(Work required):
Look through the lines and report how many include the word "title", giving nothing but the number.

────

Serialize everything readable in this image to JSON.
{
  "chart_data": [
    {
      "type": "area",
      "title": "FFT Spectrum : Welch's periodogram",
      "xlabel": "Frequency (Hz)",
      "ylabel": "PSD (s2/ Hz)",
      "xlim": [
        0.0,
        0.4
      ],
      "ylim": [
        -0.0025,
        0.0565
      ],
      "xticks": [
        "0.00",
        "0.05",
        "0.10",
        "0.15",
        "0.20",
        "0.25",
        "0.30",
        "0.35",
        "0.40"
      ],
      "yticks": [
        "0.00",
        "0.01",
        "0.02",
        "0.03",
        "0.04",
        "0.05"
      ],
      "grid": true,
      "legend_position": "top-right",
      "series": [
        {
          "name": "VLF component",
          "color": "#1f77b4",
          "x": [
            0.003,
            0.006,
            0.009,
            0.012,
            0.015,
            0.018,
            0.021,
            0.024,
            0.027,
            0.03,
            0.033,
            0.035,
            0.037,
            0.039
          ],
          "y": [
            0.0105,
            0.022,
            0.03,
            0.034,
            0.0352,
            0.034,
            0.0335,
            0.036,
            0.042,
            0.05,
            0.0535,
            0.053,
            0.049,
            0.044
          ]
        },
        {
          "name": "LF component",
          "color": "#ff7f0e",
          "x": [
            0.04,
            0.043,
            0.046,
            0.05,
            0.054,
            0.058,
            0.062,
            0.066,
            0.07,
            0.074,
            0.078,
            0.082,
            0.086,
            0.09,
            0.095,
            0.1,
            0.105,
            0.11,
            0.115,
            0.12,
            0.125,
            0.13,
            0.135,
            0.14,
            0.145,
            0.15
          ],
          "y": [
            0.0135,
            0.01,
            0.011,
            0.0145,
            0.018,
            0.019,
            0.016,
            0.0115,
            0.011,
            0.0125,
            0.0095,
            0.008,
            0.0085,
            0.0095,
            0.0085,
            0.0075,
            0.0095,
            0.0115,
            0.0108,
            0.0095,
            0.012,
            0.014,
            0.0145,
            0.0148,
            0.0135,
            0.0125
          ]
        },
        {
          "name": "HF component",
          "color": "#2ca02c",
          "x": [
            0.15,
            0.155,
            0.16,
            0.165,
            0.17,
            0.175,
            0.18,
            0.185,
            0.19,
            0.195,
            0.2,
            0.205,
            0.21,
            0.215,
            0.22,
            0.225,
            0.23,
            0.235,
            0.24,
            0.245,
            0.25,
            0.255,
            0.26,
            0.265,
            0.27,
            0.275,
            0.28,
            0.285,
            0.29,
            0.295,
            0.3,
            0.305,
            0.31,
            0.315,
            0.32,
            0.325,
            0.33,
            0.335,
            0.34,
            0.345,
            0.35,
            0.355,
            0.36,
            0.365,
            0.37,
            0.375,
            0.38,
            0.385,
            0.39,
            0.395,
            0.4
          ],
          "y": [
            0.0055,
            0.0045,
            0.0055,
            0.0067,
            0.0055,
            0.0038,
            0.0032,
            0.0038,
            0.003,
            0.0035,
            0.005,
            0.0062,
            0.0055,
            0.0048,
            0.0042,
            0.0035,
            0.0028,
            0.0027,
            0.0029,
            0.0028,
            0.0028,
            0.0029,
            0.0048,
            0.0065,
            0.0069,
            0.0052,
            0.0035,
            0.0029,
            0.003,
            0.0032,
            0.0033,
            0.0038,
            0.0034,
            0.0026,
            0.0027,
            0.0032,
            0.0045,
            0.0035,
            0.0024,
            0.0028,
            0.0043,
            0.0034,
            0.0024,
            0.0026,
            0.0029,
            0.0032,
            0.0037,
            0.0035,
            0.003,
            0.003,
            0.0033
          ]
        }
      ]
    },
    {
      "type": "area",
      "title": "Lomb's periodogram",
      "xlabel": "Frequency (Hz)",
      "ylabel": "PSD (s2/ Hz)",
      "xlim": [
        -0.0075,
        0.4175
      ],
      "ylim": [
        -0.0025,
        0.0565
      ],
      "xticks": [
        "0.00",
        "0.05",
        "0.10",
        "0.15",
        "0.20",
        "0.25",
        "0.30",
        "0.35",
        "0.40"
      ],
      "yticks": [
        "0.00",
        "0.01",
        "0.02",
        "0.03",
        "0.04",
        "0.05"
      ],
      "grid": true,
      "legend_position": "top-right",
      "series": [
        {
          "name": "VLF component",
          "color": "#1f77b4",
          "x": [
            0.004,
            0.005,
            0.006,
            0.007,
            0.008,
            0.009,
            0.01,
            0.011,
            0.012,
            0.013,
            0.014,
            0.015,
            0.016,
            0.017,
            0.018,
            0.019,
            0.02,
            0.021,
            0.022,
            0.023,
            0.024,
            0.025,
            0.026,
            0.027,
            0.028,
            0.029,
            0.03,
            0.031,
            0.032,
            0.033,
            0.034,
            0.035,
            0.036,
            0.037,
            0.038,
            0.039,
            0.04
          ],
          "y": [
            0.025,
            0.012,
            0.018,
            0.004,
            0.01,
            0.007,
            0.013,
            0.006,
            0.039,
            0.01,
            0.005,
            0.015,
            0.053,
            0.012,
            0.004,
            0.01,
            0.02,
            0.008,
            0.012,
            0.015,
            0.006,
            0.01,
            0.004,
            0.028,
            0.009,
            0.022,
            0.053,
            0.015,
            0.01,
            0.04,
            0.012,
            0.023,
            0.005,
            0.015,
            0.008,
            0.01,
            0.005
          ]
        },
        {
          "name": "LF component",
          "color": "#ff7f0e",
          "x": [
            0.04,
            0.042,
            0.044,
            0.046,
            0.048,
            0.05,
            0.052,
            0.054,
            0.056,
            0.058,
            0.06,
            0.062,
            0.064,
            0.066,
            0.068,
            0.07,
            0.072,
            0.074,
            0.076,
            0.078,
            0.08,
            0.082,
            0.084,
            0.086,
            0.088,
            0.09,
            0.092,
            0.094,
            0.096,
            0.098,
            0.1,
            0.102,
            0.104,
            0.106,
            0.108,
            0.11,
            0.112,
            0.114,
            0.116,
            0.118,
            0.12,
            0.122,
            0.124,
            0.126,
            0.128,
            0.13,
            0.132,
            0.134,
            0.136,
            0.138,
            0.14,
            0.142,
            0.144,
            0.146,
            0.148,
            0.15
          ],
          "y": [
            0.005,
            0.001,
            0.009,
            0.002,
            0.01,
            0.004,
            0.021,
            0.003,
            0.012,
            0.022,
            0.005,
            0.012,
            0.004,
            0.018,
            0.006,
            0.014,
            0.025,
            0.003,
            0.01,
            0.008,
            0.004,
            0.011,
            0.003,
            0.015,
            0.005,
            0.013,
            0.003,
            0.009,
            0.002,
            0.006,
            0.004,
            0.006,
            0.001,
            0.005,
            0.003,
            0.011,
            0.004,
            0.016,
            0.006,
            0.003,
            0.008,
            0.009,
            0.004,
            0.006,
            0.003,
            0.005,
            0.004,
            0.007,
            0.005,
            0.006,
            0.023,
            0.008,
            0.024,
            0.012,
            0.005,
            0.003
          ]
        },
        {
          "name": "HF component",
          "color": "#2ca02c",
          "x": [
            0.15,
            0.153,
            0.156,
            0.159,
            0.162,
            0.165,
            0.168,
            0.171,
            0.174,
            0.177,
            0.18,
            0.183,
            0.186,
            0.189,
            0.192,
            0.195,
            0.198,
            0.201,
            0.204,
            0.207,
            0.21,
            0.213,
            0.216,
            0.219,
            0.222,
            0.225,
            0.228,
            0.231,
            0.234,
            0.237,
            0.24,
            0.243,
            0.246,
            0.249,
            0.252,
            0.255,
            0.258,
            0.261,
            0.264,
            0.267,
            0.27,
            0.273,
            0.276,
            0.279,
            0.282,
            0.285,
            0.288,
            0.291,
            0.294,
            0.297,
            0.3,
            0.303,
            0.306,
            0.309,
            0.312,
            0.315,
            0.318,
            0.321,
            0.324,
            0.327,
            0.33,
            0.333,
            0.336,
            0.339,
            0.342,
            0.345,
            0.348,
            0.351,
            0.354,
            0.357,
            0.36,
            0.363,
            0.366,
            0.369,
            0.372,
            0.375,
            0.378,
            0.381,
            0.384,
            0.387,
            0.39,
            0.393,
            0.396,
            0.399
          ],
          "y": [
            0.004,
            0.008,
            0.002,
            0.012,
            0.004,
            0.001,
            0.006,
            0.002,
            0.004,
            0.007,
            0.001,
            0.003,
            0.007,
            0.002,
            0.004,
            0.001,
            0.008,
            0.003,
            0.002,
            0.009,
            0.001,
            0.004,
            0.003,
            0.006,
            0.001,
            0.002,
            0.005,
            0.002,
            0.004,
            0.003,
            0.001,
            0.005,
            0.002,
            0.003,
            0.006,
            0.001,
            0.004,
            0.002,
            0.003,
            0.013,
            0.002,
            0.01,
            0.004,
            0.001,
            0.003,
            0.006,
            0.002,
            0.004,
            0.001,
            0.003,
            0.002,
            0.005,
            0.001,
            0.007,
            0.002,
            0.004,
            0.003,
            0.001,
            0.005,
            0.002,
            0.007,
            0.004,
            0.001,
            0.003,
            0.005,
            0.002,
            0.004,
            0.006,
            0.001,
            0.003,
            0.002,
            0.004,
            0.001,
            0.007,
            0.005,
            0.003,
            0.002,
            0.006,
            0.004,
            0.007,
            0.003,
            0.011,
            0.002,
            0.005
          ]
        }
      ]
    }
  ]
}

────

(Final answer):
2